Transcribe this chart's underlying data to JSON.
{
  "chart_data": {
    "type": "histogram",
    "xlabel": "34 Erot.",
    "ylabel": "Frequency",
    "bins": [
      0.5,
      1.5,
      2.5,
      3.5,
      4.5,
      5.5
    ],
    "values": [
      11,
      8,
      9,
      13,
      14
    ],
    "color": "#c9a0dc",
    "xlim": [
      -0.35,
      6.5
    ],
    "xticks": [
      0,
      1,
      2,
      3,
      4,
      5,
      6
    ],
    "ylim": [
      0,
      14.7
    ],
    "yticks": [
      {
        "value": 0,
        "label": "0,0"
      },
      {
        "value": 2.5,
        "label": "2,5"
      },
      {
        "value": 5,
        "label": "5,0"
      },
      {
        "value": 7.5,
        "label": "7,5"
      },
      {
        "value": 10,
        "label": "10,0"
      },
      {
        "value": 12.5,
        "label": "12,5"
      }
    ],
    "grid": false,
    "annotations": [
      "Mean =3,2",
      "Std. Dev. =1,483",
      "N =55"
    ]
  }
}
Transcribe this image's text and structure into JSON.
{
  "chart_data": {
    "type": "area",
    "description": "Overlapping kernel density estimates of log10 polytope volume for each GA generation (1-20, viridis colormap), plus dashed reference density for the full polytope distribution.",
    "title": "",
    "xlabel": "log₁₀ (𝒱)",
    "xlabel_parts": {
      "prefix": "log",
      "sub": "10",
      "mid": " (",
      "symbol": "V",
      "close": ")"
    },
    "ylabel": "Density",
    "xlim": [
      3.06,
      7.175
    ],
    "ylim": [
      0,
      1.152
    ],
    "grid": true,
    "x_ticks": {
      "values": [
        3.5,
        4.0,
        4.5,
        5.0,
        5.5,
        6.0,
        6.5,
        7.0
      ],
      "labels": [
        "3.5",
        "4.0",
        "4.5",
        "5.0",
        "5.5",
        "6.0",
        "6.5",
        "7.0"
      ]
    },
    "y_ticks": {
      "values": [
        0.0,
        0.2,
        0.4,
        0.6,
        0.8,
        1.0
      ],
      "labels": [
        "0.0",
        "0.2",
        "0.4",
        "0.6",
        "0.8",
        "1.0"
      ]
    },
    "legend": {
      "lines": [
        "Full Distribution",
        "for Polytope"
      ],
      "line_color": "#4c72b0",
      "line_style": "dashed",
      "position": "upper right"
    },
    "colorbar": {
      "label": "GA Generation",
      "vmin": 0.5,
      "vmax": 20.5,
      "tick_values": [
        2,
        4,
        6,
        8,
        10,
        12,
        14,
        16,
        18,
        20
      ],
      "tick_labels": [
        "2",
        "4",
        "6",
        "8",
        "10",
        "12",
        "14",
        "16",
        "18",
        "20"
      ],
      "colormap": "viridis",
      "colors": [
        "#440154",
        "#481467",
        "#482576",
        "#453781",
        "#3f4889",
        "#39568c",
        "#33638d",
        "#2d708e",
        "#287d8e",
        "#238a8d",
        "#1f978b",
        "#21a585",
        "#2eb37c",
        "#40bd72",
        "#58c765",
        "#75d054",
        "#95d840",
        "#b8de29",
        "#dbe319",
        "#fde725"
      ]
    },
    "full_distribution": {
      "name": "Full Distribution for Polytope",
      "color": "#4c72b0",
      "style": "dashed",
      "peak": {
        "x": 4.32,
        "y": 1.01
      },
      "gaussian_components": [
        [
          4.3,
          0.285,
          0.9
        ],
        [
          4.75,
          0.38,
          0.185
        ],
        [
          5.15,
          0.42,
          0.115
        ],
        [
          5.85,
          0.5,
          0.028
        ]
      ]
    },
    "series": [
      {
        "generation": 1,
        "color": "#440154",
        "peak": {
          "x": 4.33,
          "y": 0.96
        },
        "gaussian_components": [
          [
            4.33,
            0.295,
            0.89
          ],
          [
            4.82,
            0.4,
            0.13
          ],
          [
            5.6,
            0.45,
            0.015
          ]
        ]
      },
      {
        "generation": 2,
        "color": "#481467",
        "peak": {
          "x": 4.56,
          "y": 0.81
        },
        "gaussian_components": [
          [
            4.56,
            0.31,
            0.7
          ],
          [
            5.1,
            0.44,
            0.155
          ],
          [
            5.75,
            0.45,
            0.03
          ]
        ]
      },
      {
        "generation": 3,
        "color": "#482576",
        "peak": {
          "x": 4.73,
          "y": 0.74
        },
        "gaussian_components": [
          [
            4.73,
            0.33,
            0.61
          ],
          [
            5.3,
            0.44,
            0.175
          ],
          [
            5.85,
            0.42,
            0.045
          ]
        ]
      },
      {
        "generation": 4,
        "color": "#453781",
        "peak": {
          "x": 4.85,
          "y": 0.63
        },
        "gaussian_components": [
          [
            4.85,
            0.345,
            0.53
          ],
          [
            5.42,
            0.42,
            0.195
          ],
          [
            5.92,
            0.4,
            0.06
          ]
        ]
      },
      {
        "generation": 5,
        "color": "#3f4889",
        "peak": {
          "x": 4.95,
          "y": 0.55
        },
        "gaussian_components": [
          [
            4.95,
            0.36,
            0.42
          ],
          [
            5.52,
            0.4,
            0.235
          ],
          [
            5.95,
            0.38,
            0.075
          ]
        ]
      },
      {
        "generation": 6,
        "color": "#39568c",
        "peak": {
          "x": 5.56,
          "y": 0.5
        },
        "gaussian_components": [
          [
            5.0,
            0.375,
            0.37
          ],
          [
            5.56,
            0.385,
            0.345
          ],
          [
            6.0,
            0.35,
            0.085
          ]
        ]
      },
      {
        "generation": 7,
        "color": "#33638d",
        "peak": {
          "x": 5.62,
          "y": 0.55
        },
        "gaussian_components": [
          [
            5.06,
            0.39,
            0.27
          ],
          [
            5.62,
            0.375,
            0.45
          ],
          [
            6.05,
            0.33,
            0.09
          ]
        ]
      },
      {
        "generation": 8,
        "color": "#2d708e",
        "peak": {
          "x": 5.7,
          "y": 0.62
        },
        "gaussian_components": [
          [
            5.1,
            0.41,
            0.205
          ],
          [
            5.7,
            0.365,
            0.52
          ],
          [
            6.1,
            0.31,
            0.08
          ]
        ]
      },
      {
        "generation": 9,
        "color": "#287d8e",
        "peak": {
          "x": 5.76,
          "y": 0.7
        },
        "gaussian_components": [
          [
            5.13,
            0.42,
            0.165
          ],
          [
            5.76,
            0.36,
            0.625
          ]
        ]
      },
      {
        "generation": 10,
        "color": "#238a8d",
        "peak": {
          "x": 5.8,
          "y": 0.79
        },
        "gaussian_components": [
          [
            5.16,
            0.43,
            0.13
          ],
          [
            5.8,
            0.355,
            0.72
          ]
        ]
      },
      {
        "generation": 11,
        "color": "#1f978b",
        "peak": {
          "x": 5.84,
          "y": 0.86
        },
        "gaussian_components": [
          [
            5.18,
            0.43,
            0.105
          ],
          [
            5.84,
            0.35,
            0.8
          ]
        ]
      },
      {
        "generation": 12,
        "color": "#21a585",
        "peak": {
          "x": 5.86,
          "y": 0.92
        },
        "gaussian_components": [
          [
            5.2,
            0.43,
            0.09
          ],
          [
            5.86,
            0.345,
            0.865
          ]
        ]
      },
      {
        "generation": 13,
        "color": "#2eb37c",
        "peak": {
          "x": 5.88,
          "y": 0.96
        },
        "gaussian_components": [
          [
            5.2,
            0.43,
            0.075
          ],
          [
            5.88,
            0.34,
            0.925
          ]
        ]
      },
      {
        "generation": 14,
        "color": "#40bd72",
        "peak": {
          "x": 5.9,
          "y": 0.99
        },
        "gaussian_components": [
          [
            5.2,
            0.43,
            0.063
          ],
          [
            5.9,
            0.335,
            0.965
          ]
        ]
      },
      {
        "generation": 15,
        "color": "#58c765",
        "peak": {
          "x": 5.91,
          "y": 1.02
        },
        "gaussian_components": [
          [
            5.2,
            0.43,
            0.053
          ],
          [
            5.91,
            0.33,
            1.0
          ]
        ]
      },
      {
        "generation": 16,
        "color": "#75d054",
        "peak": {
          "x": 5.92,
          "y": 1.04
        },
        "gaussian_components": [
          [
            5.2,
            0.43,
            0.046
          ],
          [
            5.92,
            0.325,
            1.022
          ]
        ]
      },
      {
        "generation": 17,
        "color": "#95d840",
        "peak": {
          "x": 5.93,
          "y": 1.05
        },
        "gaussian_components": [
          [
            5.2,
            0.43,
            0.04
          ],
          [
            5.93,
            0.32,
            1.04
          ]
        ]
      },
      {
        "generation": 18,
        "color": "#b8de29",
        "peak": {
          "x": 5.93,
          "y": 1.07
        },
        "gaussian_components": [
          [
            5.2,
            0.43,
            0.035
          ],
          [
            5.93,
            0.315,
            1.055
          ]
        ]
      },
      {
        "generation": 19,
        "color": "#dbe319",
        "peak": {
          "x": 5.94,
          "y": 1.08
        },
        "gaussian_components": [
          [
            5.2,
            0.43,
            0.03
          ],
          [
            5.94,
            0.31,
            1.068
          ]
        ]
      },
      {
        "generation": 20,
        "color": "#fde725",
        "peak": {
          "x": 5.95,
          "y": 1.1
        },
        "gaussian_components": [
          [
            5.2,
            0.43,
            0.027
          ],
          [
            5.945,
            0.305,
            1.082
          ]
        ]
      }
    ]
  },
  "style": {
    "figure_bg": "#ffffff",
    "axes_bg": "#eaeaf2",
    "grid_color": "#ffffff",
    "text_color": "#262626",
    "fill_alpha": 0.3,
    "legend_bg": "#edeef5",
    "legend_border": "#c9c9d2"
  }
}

────────────────

DIRECTIONS FOR THIS TASK ▸
Gather, from the listing above, every line carrying the word "colormap".

SOLUTION FOR THIS TASK ▸
    "description": "Overlapping kernel density estimates of log10 polytope volume for each GA generation (1-20, viridis colormap), plus dashed reference density for the full polytope distribution.",
      "colormap": "viridis",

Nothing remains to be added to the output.